▶
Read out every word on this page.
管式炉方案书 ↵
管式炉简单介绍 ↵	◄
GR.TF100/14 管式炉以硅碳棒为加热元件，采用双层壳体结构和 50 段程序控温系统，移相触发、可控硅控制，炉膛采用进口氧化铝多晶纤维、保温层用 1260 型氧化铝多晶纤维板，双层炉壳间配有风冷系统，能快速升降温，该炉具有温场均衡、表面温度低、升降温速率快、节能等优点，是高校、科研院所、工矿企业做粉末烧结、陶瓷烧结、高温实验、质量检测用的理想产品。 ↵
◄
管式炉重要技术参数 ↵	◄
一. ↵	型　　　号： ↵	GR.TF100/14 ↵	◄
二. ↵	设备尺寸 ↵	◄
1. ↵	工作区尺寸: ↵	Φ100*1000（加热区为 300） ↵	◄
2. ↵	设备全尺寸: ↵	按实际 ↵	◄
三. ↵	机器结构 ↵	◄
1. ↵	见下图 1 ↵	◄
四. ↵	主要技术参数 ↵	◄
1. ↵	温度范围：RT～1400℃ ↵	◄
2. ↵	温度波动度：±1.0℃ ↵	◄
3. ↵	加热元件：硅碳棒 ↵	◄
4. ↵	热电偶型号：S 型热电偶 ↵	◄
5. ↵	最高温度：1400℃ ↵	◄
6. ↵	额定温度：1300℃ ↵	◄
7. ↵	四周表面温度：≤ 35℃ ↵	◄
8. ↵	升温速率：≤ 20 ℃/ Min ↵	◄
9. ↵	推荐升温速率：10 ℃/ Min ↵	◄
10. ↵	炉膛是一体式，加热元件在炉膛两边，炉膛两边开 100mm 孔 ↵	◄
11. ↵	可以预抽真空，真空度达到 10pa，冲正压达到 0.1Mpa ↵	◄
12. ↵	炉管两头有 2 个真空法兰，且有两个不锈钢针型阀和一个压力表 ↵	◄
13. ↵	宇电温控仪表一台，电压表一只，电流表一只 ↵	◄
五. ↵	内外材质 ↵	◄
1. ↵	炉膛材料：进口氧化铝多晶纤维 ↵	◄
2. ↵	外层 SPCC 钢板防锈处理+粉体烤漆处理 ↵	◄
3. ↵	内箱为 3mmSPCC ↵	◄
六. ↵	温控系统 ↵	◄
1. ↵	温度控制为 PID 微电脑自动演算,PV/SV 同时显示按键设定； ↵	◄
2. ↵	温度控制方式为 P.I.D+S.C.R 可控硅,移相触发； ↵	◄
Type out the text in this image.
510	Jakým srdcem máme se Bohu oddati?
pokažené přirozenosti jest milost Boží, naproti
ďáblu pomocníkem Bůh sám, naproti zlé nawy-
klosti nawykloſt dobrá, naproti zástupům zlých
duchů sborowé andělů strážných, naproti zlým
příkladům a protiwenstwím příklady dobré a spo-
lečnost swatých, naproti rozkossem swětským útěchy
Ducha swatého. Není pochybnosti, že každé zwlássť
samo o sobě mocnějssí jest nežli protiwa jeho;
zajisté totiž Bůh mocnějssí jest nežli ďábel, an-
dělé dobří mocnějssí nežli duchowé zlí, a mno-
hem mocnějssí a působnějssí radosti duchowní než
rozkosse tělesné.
◀
Pull out every line of the entries that includes the word "jest".

pokažené přirozenosti jest milost Boží, naproti
samo o sobě mocnějssí jest nežli protiwa jeho;
zajisté totiž Bůh mocnějssí jest nežli ďábel, an-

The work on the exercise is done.